═════ Exercise materials ═════

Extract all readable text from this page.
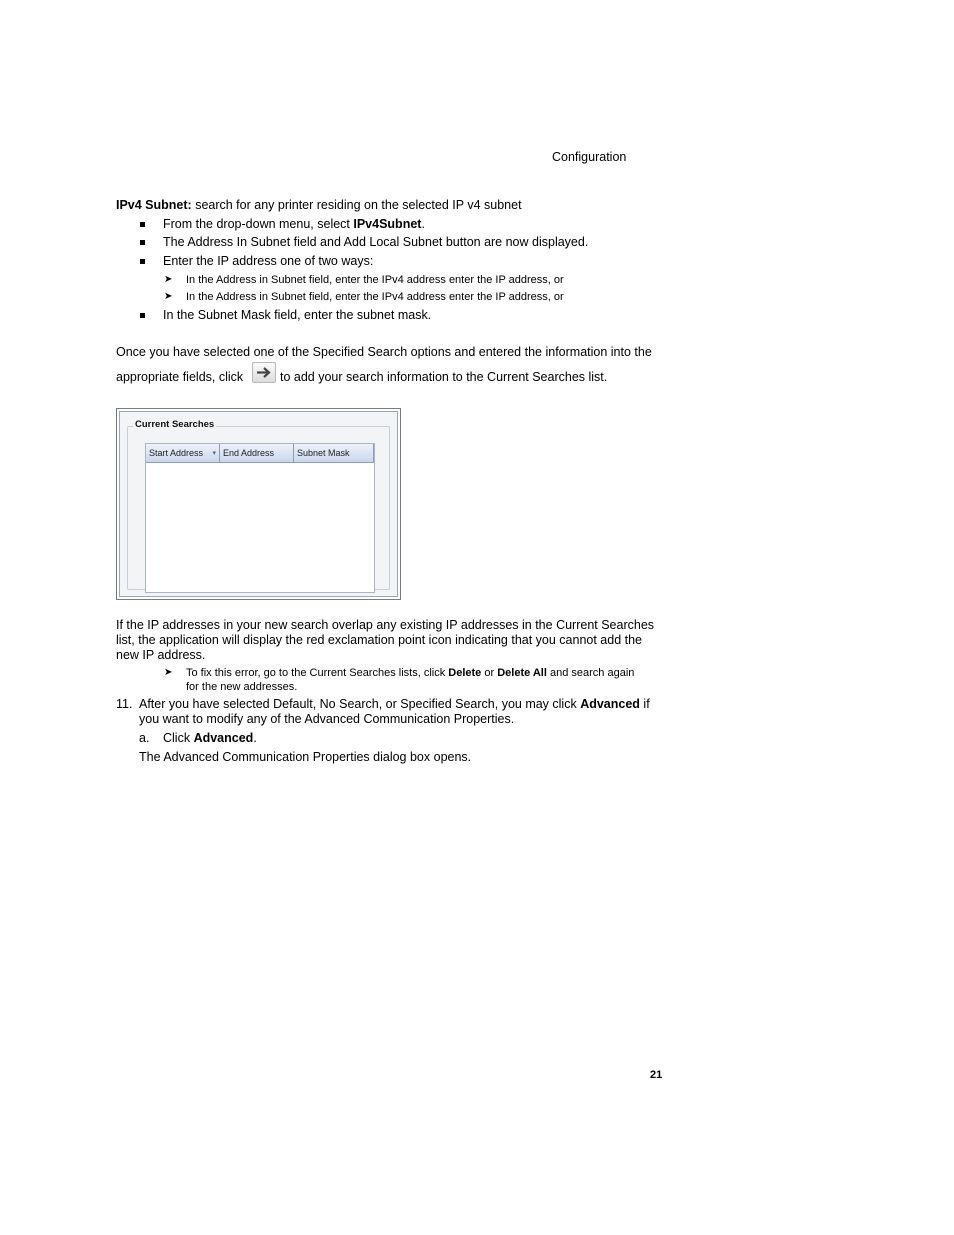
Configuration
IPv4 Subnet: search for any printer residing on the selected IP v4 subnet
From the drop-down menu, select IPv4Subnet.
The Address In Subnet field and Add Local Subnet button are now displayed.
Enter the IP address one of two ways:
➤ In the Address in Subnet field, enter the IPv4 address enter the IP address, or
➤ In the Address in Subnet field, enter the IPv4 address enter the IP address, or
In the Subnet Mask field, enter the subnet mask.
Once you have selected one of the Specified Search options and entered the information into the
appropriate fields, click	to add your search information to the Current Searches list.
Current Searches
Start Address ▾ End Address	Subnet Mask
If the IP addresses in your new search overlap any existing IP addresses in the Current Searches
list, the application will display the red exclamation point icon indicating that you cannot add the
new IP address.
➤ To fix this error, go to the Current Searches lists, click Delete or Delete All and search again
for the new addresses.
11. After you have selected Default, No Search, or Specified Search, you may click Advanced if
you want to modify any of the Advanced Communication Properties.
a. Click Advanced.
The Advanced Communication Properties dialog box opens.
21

═════
═════ Exercise materials ═════

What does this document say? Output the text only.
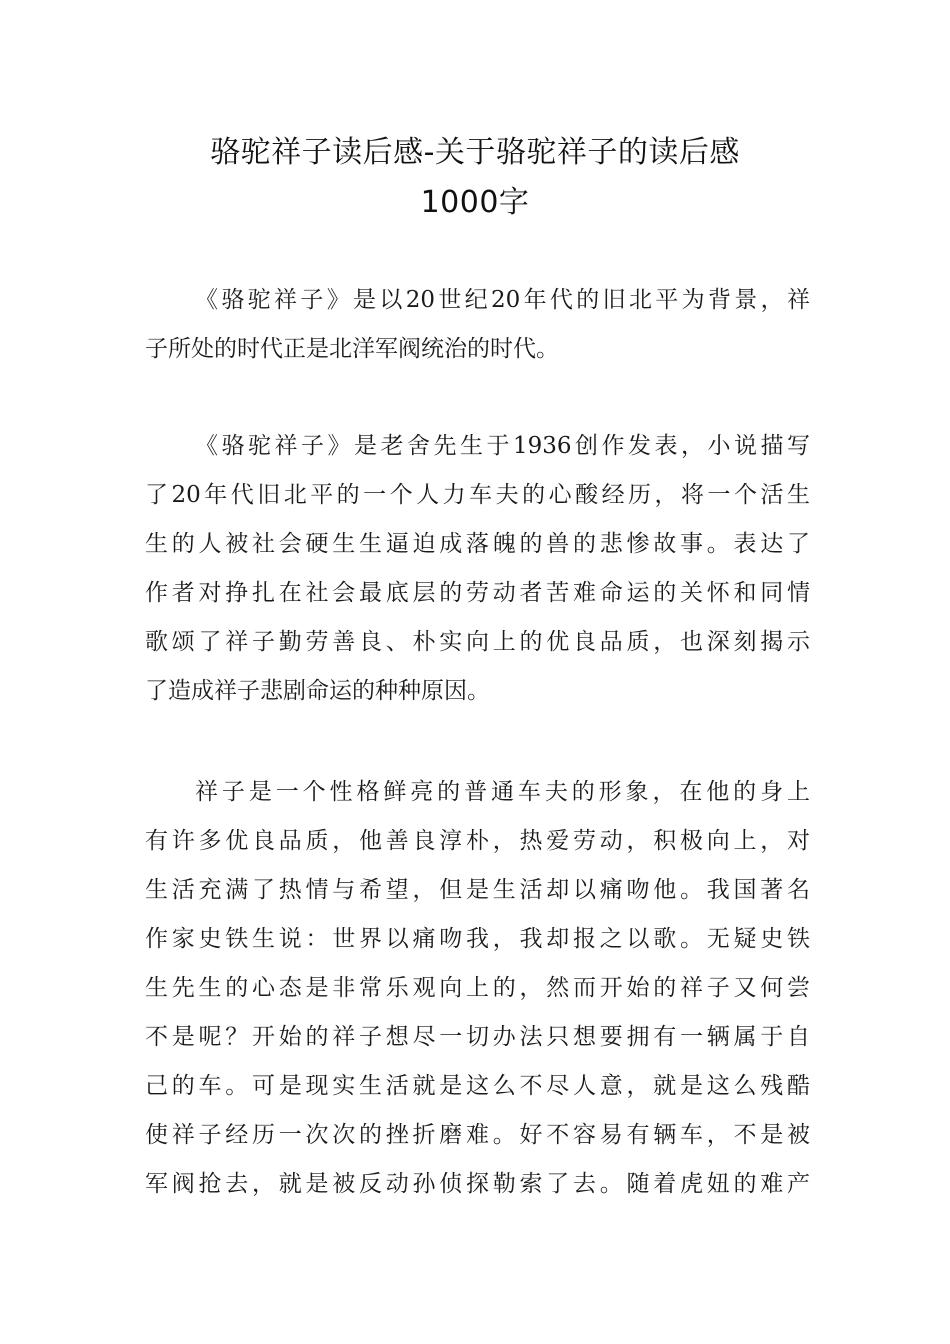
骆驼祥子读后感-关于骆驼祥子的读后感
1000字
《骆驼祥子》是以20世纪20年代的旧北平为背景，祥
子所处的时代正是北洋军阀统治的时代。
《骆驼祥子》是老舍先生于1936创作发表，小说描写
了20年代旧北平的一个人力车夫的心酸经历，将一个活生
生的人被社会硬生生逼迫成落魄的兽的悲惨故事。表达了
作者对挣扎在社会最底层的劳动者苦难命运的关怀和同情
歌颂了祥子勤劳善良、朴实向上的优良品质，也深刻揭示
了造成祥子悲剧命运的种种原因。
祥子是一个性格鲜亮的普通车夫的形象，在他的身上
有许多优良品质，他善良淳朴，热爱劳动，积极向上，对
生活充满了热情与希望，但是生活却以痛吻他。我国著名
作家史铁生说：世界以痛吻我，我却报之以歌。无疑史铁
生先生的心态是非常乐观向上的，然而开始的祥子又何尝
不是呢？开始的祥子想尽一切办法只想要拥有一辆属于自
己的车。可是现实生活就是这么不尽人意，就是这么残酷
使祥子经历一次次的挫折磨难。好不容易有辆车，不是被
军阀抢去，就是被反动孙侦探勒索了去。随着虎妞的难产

═════

Do this
Copy in full each line that holds the word "selected".

Task result
IPv4 Subnet: search for any printer residing on the selected IP v4 subnet
Once you have selected one of the Specified Search options and entered the information into the
11. After you have selected Default, No Search, or Specified Search, you may click Advanced if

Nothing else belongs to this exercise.